Problem:
Repeat the items word for word, from the first line through the line that contains "sidebar-item-label: ความคิดเห็น —", including that line.

Layout annotation data:
-- start --
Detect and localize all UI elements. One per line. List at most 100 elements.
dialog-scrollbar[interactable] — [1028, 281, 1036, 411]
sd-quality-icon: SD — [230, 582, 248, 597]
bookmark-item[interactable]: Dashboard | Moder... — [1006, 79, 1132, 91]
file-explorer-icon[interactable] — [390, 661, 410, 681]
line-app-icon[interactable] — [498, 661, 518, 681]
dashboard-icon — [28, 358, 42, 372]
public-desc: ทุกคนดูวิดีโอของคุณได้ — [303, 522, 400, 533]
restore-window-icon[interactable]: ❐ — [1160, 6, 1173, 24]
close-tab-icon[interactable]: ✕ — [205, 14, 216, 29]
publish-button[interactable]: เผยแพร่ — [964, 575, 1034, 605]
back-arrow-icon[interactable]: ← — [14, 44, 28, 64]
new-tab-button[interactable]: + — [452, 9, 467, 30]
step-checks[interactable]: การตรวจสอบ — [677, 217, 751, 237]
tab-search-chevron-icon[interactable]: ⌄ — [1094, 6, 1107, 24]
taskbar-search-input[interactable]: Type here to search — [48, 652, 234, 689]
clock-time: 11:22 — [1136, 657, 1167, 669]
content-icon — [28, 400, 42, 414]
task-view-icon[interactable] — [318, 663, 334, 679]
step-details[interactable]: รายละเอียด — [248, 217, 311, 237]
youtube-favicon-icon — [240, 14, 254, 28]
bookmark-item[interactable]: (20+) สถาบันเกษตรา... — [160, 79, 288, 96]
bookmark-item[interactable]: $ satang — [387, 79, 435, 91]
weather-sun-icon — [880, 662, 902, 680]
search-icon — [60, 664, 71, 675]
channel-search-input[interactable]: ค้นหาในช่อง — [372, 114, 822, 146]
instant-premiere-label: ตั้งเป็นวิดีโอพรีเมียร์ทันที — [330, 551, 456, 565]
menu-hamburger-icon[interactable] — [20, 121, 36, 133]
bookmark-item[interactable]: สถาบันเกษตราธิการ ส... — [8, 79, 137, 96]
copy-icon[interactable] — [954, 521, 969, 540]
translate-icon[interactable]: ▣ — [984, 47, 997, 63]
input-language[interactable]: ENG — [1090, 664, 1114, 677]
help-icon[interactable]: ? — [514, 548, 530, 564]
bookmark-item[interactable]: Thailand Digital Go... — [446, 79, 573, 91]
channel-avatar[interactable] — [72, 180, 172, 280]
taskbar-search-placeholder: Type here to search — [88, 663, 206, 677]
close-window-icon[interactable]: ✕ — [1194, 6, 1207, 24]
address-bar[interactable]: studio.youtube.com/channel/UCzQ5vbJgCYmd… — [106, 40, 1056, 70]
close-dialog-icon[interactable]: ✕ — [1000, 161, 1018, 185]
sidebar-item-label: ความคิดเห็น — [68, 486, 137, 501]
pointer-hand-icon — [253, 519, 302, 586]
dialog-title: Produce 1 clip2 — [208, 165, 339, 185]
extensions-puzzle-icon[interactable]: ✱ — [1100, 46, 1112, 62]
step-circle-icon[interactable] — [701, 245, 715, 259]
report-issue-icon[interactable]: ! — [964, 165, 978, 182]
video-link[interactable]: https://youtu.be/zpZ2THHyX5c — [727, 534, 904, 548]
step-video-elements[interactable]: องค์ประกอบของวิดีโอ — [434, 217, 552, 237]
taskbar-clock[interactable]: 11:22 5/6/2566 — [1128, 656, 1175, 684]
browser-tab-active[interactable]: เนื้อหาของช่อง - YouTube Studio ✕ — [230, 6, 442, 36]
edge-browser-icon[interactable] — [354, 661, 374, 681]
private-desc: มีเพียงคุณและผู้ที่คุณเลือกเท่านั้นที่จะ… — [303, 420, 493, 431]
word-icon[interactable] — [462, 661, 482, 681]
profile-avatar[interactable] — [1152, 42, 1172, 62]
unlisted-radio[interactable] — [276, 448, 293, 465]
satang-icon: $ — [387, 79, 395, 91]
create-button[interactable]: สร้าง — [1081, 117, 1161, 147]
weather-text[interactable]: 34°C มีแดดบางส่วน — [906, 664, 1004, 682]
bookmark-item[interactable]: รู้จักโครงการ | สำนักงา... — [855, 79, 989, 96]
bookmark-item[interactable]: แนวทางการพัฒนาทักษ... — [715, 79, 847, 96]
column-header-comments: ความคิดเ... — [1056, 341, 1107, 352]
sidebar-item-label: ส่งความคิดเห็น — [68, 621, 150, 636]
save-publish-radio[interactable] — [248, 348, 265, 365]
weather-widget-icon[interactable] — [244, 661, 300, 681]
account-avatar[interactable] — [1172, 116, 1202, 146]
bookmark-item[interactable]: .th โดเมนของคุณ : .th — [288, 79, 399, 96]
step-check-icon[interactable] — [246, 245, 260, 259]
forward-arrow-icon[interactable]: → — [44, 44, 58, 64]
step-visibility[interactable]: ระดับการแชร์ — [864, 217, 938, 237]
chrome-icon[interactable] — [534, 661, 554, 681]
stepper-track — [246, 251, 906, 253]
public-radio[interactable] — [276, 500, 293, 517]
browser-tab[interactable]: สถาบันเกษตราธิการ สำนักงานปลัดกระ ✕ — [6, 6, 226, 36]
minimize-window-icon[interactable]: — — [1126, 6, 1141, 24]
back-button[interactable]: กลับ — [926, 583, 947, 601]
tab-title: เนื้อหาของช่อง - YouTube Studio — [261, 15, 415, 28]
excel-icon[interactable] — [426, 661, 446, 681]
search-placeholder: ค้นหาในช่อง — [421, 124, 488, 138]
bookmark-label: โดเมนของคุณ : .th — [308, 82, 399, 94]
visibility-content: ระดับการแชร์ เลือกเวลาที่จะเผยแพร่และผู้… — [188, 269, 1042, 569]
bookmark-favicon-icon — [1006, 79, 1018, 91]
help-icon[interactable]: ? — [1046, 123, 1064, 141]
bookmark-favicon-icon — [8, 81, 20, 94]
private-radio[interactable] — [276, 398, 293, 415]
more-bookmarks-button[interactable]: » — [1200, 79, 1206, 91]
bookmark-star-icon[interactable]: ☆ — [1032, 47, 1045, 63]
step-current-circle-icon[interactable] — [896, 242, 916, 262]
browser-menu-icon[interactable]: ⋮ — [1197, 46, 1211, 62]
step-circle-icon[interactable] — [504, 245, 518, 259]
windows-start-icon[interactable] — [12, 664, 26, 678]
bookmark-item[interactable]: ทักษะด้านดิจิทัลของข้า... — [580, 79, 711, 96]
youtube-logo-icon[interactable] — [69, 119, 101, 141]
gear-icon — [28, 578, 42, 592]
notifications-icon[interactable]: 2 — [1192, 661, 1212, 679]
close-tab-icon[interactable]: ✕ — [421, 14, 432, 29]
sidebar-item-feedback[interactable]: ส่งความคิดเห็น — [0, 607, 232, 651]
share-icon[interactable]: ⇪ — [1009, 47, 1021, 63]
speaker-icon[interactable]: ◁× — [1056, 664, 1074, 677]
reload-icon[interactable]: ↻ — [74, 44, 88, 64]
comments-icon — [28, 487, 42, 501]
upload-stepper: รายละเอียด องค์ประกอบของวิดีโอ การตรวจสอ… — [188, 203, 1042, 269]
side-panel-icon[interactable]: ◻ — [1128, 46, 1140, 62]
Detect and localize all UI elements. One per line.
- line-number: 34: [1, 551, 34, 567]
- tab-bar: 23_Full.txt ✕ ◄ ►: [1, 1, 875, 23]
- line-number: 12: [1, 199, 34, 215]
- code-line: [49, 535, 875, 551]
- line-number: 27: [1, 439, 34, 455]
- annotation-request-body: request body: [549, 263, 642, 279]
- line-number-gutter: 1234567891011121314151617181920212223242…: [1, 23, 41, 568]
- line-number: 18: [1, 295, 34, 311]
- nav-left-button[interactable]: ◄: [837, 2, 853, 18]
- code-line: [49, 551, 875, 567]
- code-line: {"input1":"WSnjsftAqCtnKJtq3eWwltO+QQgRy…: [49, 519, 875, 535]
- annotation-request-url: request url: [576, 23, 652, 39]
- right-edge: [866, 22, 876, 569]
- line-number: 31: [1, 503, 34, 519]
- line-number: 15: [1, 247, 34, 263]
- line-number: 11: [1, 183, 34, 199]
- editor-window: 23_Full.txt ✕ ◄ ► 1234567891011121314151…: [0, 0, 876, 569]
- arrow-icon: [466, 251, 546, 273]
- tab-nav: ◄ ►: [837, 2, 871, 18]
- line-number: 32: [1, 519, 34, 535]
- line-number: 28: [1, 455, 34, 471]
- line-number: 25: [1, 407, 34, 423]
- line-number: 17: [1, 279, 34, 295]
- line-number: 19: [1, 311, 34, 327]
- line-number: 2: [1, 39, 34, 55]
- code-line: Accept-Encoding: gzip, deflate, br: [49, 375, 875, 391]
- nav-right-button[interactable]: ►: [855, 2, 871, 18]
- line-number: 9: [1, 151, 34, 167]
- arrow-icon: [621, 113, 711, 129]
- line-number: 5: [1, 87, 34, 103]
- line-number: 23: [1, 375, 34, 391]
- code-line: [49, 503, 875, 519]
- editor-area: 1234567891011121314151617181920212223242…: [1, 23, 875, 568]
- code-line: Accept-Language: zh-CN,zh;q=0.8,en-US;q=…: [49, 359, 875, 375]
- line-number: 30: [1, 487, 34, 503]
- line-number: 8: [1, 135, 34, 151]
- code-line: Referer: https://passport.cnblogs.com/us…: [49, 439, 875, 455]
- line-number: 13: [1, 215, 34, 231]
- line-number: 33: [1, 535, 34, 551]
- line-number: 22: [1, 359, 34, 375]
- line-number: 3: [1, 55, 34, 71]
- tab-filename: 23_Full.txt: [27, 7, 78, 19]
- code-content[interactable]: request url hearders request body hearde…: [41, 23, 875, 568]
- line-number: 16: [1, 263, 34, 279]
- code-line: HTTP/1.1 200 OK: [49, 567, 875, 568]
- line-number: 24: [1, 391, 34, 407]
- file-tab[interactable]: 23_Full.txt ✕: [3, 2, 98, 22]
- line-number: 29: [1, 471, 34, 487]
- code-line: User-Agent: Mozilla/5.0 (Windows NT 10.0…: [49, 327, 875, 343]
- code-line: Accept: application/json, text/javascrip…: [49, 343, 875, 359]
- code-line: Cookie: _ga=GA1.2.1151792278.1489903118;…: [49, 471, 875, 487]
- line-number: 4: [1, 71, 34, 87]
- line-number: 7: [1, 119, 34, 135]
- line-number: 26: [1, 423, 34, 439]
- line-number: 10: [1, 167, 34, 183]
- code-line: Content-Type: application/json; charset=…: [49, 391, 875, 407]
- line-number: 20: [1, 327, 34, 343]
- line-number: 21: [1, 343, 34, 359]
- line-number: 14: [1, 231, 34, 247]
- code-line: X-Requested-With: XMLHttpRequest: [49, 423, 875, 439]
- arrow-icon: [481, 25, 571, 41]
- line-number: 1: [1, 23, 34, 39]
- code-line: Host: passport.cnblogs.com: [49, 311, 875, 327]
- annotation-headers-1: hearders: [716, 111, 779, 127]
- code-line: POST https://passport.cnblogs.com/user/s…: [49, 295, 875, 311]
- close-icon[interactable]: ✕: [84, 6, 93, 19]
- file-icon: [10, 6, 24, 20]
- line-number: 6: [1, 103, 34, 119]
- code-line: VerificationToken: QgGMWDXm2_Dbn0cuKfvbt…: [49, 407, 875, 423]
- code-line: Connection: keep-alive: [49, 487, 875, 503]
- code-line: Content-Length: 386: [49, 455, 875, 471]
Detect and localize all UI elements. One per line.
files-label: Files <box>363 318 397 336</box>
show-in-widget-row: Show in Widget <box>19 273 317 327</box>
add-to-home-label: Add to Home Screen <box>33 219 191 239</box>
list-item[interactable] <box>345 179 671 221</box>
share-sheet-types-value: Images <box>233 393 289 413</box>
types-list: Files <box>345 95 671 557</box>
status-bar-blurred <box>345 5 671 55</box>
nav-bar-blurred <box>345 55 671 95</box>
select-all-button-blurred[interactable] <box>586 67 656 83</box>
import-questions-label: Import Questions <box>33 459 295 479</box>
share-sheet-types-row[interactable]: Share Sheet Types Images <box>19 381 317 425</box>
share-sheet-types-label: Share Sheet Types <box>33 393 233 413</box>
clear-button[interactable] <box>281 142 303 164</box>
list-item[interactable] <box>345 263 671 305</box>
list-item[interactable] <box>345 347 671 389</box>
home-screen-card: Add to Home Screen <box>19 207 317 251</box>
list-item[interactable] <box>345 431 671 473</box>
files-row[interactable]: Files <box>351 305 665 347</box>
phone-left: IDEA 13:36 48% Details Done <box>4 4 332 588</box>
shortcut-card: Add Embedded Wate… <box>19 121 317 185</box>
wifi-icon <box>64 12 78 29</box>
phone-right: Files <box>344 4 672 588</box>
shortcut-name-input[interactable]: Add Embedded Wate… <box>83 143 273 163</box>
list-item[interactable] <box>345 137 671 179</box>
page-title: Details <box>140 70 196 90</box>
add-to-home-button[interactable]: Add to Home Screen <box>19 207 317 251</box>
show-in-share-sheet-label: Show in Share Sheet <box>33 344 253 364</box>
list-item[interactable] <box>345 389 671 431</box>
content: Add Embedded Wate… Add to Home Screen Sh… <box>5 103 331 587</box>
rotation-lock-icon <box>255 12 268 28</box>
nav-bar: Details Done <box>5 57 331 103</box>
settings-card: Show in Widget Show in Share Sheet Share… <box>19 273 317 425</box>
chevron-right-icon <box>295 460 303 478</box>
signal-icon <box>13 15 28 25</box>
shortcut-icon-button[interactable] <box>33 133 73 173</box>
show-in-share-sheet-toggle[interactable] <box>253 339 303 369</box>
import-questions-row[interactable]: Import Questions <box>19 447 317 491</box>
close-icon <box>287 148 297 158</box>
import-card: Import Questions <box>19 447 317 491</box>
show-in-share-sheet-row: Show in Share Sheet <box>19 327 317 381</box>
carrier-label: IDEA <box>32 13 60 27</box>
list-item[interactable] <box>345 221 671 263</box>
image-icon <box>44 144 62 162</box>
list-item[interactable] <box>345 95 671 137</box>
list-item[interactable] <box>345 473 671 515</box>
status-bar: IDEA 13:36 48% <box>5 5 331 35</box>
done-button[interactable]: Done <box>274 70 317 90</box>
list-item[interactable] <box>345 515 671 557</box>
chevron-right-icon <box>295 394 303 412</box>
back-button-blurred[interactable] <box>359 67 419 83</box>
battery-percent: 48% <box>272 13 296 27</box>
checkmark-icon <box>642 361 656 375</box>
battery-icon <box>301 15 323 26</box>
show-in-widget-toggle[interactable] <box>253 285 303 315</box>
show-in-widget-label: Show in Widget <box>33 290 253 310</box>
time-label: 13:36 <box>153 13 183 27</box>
-- end --
Response to the task:
Detect and localize all UI elements. One per line. List at most 100 elements.
dialog-scrollbar[interactable] — [1028, 281, 1036, 411]
sd-quality-icon: SD — [230, 582, 248, 597]
bookmark-item[interactable]: Dashboard | Moder... — [1006, 79, 1132, 91]
file-explorer-icon[interactable] — [390, 661, 410, 681]
line-app-icon[interactable] — [498, 661, 518, 681]
dashboard-icon — [28, 358, 42, 372]
public-desc: ทุกคนดูวิดีโอของคุณได้ — [303, 522, 400, 533]
restore-window-icon[interactable]: ❐ — [1160, 6, 1173, 24]
close-tab-icon[interactable]: ✕ — [205, 14, 216, 29]
publish-button[interactable]: เผยแพร่ — [964, 575, 1034, 605]
back-arrow-icon[interactable]: ← — [14, 44, 28, 64]
new-tab-button[interactable]: + — [452, 9, 467, 30]
step-checks[interactable]: การตรวจสอบ — [677, 217, 751, 237]
tab-search-chevron-icon[interactable]: ⌄ — [1094, 6, 1107, 24]
taskbar-search-input[interactable]: Type here to search — [48, 652, 234, 689]
clock-time: 11:22 — [1136, 657, 1167, 669]
content-icon — [28, 400, 42, 414]
task-view-icon[interactable] — [318, 663, 334, 679]
step-details[interactable]: รายละเอียด — [248, 217, 311, 237]
youtube-favicon-icon — [240, 14, 254, 28]
bookmark-item[interactable]: (20+) สถาบันเกษตรา... — [160, 79, 288, 96]
bookmark-item[interactable]: $ satang — [387, 79, 435, 91]
weather-sun-icon — [880, 662, 902, 680]
search-icon — [60, 664, 71, 675]
channel-search-input[interactable]: ค้นหาในช่อง — [372, 114, 822, 146]
instant-premiere-label: ตั้งเป็นวิดีโอพรีเมียร์ทันที — [330, 551, 456, 565]
menu-hamburger-icon[interactable] — [20, 121, 36, 133]
bookmark-item[interactable]: สถาบันเกษตราธิการ ส... — [8, 79, 137, 96]
copy-icon[interactable] — [954, 521, 969, 540]
translate-icon[interactable]: ▣ — [984, 47, 997, 63]
input-language[interactable]: ENG — [1090, 664, 1114, 677]
help-icon[interactable]: ? — [514, 548, 530, 564]
bookmark-item[interactable]: Thailand Digital Go... — [446, 79, 573, 91]
channel-avatar[interactable] — [72, 180, 172, 280]
taskbar-search-placeholder: Type here to search — [88, 663, 206, 677]
close-window-icon[interactable]: ✕ — [1194, 6, 1207, 24]
address-bar[interactable]: studio.youtube.com/channel/UCzQ5vbJgCYmd… — [106, 40, 1056, 70]
close-dialog-icon[interactable]: ✕ — [1000, 161, 1018, 185]
sidebar-item-label: ความคิดเห็น — [68, 486, 137, 501]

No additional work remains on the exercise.